## WHAT THE TASK REQUIRES:
The answer is all of the entries below, repeated exactly and free of pictures.

## DATA LISTING:
--- START ---
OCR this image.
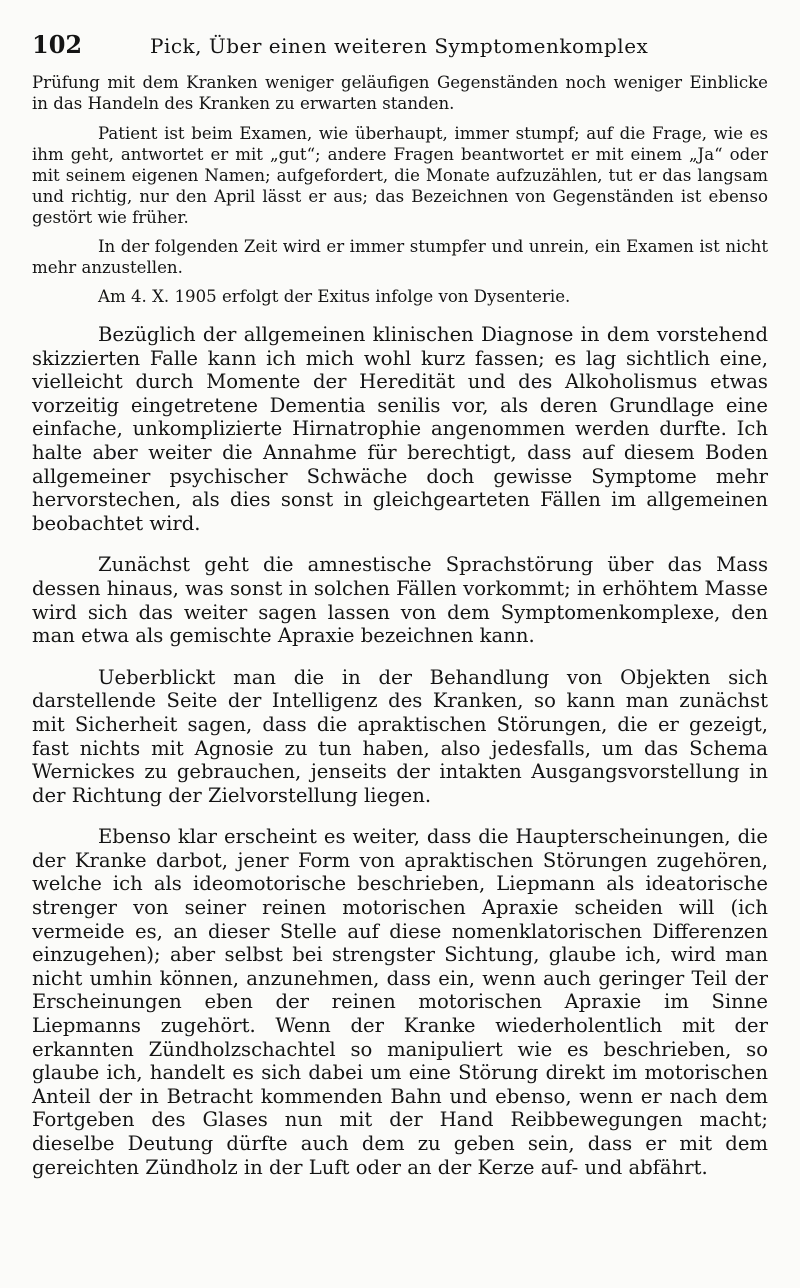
102	Pick, Über einen weiteren Symptomenkomplex

Prüfung mit dem Kranken weniger geläufigen Gegenständen noch weniger Einblicke in das Handeln des Kranken zu erwarten standen.

Patient ist beim Examen, wie überhaupt, immer stumpf; auf die Frage, wie es ihm geht, antwortet er mit „gut“; andere Fragen beantwortet er mit einem „Ja“ oder mit seinem eigenen Namen; aufgefordert, die Monate aufzuzählen, tut er das langsam und richtig, nur den April lässt er aus; das Bezeichnen von Gegenständen ist ebenso gestört wie früher.

In der folgenden Zeit wird er immer stumpfer und unrein, ein Examen ist nicht mehr anzustellen.

Am 4. X. 1905 erfolgt der Exitus infolge von Dysenterie.

Bezüglich der allgemeinen klinischen Diagnose in dem vorstehend skizzierten Falle kann ich mich wohl kurz fassen; es lag sichtlich eine, vielleicht durch Momente der Heredität und des Alkoholismus etwas vorzeitig eingetretene Dementia senilis vor, als deren Grundlage eine einfache, unkomplizierte Hirnatrophie angenommen werden durfte. Ich halte aber weiter die Annahme für berechtigt, dass auf diesem Boden allgemeiner psychischer Schwäche doch gewisse Symptome mehr hervorstechen, als dies sonst in gleichgearteten Fällen im allgemeinen beobachtet wird.

Zunächst geht die amnestische Sprachstörung über das Mass dessen hinaus, was sonst in solchen Fällen vorkommt; in erhöhtem Masse wird sich das weiter sagen lassen von dem Symptomenkomplexe, den man etwa als gemischte Apraxie bezeichnen kann.

Ueberblickt man die in der Behandlung von Objekten sich darstellende Seite der Intelligenz des Kranken, so kann man zunächst mit Sicherheit sagen, dass die apraktischen Störungen, die er gezeigt, fast nichts mit Agnosie zu tun haben, also jedesfalls, um das Schema Wernickes zu gebrauchen, jenseits der intakten Ausgangsvorstellung in der Richtung der Zielvorstellung liegen.

Ebenso klar erscheint es weiter, dass die Haupterscheinungen, die der Kranke darbot, jener Form von apraktischen Störungen zugehören, welche ich als ideomotorische beschrieben, Liepmann als ideatorische strenger von seiner reinen motorischen Apraxie scheiden will (ich vermeide es, an dieser Stelle auf diese nomenklatorischen Differenzen einzugehen); aber selbst bei strengster Sichtung, glaube ich, wird man nicht umhin können, anzunehmen, dass ein, wenn auch geringer Teil der Erscheinungen eben der reinen motorischen Apraxie im Sinne Liepmanns zugehört. Wenn der Kranke wiederholentlich mit der erkannten Zündholzschachtel so manipuliert wie es beschrieben, so glaube ich, handelt es sich dabei um eine Störung direkt im motorischen Anteil der in Betracht kommenden Bahn und ebenso, wenn er nach dem Fortgeben des Glases nun mit der Hand Reibbewegungen macht; dieselbe Deutung dürfte auch dem zu geben sein, dass er mit dem gereichten Zündholz in der Luft oder an der Kerze auf- und abfährt.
--- END ---
## ANSWER FOR THIS EXERCISE:
OCR this image.
102	Pick, Über einen weiteren Symptomenkomplex

Prüfung mit dem Kranken weniger geläufigen Gegenständen noch weniger Einblicke in das Handeln des Kranken zu erwarten standen.

Patient ist beim Examen, wie überhaupt, immer stumpf; auf die Frage, wie es ihm geht, antwortet er mit „gut“; andere Fragen beantwortet er mit einem „Ja“ oder mit seinem eigenen Namen; aufgefordert, die Monate aufzuzählen, tut er das langsam und richtig, nur den April lässt er aus; das Bezeichnen von Gegenständen ist ebenso gestört wie früher.

In der folgenden Zeit wird er immer stumpfer und unrein, ein Examen ist nicht mehr anzustellen.

Am 4. X. 1905 erfolgt der Exitus infolge von Dysenterie.

Bezüglich der allgemeinen klinischen Diagnose in dem vorstehend skizzierten Falle kann ich mich wohl kurz fassen; es lag sichtlich eine, vielleicht durch Momente der Heredität und des Alkoholismus etwas vorzeitig eingetretene Dementia senilis vor, als deren Grundlage eine einfache, unkomplizierte Hirnatrophie angenommen werden durfte. Ich halte aber weiter die Annahme für berechtigt, dass auf diesem Boden allgemeiner psychischer Schwäche doch gewisse Symptome mehr hervorstechen, als dies sonst in gleichgearteten Fällen im allgemeinen beobachtet wird.

Zunächst geht die amnestische Sprachstörung über das Mass dessen hinaus, was sonst in solchen Fällen vorkommt; in erhöhtem Masse wird sich das weiter sagen lassen von dem Symptomenkomplexe, den man etwa als gemischte Apraxie bezeichnen kann.

Ueberblickt man die in der Behandlung von Objekten sich darstellende Seite der Intelligenz des Kranken, so kann man zunächst mit Sicherheit sagen, dass die apraktischen Störungen, die er gezeigt, fast nichts mit Agnosie zu tun haben, also jedesfalls, um das Schema Wernickes zu gebrauchen, jenseits der intakten Ausgangsvorstellung in der Richtung der Zielvorstellung liegen.

Ebenso klar erscheint es weiter, dass die Haupterscheinungen, die der Kranke darbot, jener Form von apraktischen Störungen zugehören, welche ich als ideomotorische beschrieben, Liepmann als ideatorische strenger von seiner reinen motorischen Apraxie scheiden will (ich vermeide es, an dieser Stelle auf diese nomenklatorischen Differenzen einzugehen); aber selbst bei strengster Sichtung, glaube ich, wird man nicht umhin können, anzunehmen, dass ein, wenn auch geringer Teil der Erscheinungen eben der reinen motorischen Apraxie im Sinne Liepmanns zugehört. Wenn der Kranke wiederholentlich mit der erkannten Zündholzschachtel so manipuliert wie es beschrieben, so glaube ich, handelt es sich dabei um eine Störung direkt im motorischen Anteil der in Betracht kommenden Bahn und ebenso, wenn er nach dem Fortgeben des Glases nun mit der Hand Reibbewegungen macht; dieselbe Deutung dürfte auch dem zu geben sein, dass er mit dem gereichten Zündholz in der Luft oder an der Kerze auf- und abfährt.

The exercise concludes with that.